- **Work instructions**: Exactly as given, repeat all of the entries.

** start of Entries **

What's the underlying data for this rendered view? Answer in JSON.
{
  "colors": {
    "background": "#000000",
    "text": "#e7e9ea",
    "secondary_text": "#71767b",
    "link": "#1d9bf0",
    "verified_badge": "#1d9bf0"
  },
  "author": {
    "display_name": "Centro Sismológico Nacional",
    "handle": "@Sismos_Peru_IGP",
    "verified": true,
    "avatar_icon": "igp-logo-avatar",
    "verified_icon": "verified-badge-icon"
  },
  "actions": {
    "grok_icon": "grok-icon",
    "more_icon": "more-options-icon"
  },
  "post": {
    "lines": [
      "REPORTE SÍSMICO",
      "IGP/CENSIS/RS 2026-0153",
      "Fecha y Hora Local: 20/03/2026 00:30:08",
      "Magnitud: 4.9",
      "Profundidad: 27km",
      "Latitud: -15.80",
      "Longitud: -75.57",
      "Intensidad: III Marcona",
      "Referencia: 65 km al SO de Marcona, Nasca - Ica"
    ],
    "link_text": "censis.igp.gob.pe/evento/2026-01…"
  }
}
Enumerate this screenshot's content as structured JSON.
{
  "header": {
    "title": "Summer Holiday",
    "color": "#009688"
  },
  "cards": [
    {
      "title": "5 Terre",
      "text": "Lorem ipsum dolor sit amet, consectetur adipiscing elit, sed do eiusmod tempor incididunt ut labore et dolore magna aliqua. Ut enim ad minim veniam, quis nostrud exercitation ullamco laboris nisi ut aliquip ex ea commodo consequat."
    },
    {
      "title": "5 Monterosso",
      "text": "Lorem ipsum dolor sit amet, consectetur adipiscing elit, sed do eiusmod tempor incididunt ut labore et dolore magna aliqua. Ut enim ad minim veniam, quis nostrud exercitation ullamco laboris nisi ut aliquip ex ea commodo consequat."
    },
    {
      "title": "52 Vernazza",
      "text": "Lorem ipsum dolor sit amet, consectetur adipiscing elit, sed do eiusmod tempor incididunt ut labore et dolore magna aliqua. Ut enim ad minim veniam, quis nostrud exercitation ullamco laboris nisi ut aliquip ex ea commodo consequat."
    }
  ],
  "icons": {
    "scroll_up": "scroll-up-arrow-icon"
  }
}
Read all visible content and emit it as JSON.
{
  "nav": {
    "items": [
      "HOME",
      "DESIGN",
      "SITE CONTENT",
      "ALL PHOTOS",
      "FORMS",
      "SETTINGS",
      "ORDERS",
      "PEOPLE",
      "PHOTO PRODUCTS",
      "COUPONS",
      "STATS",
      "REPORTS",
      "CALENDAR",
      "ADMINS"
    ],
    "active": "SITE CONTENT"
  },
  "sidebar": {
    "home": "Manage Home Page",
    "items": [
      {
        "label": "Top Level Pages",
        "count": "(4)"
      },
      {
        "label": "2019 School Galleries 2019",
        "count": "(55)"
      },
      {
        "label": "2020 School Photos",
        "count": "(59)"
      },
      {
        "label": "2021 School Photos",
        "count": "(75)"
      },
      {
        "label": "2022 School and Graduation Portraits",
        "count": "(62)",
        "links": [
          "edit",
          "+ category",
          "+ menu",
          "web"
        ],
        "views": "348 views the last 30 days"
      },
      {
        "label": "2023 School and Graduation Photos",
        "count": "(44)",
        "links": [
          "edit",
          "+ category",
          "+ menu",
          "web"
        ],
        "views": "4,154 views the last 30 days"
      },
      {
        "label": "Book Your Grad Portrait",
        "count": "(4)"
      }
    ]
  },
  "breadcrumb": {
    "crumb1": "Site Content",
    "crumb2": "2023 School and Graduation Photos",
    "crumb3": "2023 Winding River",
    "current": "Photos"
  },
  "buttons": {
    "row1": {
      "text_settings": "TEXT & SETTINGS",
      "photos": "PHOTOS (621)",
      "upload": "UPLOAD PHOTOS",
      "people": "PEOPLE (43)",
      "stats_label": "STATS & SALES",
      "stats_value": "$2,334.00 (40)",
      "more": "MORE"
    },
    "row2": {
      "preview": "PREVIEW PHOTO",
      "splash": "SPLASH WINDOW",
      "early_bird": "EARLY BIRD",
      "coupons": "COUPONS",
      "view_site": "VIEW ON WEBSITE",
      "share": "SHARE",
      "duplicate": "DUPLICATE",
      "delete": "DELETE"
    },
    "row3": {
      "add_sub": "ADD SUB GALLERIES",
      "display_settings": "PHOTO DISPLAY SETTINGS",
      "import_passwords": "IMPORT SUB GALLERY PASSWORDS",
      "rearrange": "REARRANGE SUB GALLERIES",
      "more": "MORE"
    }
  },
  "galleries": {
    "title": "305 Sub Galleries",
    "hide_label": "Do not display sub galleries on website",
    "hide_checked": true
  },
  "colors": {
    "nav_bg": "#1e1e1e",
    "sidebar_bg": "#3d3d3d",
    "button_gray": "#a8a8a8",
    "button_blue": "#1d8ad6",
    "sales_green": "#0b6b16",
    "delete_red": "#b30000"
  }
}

** end of Entries **

- **Correct output**:
What's the underlying data for this rendered view? Answer in JSON.
{
  "colors": {
    "background": "#000000",
    "text": "#e7e9ea",
    "secondary_text": "#71767b",
    "link": "#1d9bf0",
    "verified_badge": "#1d9bf0"
  },
  "author": {
    "display_name": "Centro Sismológico Nacional",
    "handle": "@Sismos_Peru_IGP",
    "verified": true,
    "avatar_icon": "igp-logo-avatar",
    "verified_icon": "verified-badge-icon"
  },
  "actions": {
    "grok_icon": "grok-icon",
    "more_icon": "more-options-icon"
  },
  "post": {
    "lines": [
      "REPORTE SÍSMICO",
      "IGP/CENSIS/RS 2026-0153",
      "Fecha y Hora Local: 20/03/2026 00:30:08",
      "Magnitud: 4.9",
      "Profundidad: 27km",
      "Latitud: -15.80",
      "Longitud: -75.57",
      "Intensidad: III Marcona",
      "Referencia: 65 km al SO de Marcona, Nasca - Ica"
    ],
    "link_text": "censis.igp.gob.pe/evento/2026-01…"
  }
}
Enumerate this screenshot's content as structured JSON.
{
  "header": {
    "title": "Summer Holiday",
    "color": "#009688"
  },
  "cards": [
    {
      "title": "5 Terre",
      "text": "Lorem ipsum dolor sit amet, consectetur adipiscing elit, sed do eiusmod tempor incididunt ut labore et dolore magna aliqua. Ut enim ad minim veniam, quis nostrud exercitation ullamco laboris nisi ut aliquip ex ea commodo consequat."
    },
    {
      "title": "5 Monterosso",
      "text": "Lorem ipsum dolor sit amet, consectetur adipiscing elit, sed do eiusmod tempor incididunt ut labore et dolore magna aliqua. Ut enim ad minim veniam, quis nostrud exercitation ullamco laboris nisi ut aliquip ex ea commodo consequat."
    },
    {
      "title": "52 Vernazza",
      "text": "Lorem ipsum dolor sit amet, consectetur adipiscing elit, sed do eiusmod tempor incididunt ut labore et dolore magna aliqua. Ut enim ad minim veniam, quis nostrud exercitation ullamco laboris nisi ut aliquip ex ea commodo consequat."
    }
  ],
  "icons": {
    "scroll_up": "scroll-up-arrow-icon"
  }
}
Read all visible content and emit it as JSON.
{
  "nav": {
    "items": [
      "HOME",
      "DESIGN",
      "SITE CONTENT",
      "ALL PHOTOS",
      "FORMS",
      "SETTINGS",
      "ORDERS",
      "PEOPLE",
      "PHOTO PRODUCTS",
      "COUPONS",
      "STATS",
      "REPORTS",
      "CALENDAR",
      "ADMINS"
    ],
    "active": "SITE CONTENT"
  },
  "sidebar": {
    "home": "Manage Home Page",
    "items": [
      {
        "label": "Top Level Pages",
        "count": "(4)"
      },
      {
        "label": "2019 School Galleries 2019",
        "count": "(55)"
      },
      {
        "label": "2020 School Photos",
        "count": "(59)"
      },
      {
        "label": "2021 School Photos",
        "count": "(75)"
      },
      {
        "label": "2022 School and Graduation Portraits",
        "count": "(62)",
        "links": [
          "edit",
          "+ category",
          "+ menu",
          "web"
        ],
        "views": "348 views the last 30 days"
      },
      {
        "label": "2023 School and Graduation Photos",
        "count": "(44)",
        "links": [
          "edit",
          "+ category",
          "+ menu",
          "web"
        ],
        "views": "4,154 views the last 30 days"
      },
      {
        "label": "Book Your Grad Portrait",
        "count": "(4)"
      }
    ]
  },
  "breadcrumb": {
    "crumb1": "Site Content",
    "crumb2": "2023 School and Graduation Photos",
    "crumb3": "2023 Winding River",
    "current": "Photos"
  },
  "buttons": {
    "row1": {
      "text_settings": "TEXT & SETTINGS",
      "photos": "PHOTOS (621)",
      "upload": "UPLOAD PHOTOS",
      "people": "PEOPLE (43)",
      "stats_label": "STATS & SALES",
      "stats_value": "$2,334.00 (40)",
      "more": "MORE"
    },
    "row2": {
      "preview": "PREVIEW PHOTO",
      "splash": "SPLASH WINDOW",
      "early_bird": "EARLY BIRD",
      "coupons": "COUPONS",
      "view_site": "VIEW ON WEBSITE",
      "share": "SHARE",
      "duplicate": "DUPLICATE",
      "delete": "DELETE"
    },
    "row3": {
      "add_sub": "ADD SUB GALLERIES",
      "display_settings": "PHOTO DISPLAY SETTINGS",
      "import_passwords": "IMPORT SUB GALLERY PASSWORDS",
      "rearrange": "REARRANGE SUB GALLERIES",
      "more": "MORE"
    }
  },
  "galleries": {
    "title": "305 Sub Galleries",
    "hide_label": "Do not display sub galleries on website",
    "hide_checked": true
  },
  "colors": {
    "nav_bg": "#1e1e1e",
    "sidebar_bg": "#3d3d3d",
    "button_gray": "#a8a8a8",
    "button_blue": "#1d8ad6",
    "sales_green": "#0b6b16",
    "delete_red": "#b30000"
  }
}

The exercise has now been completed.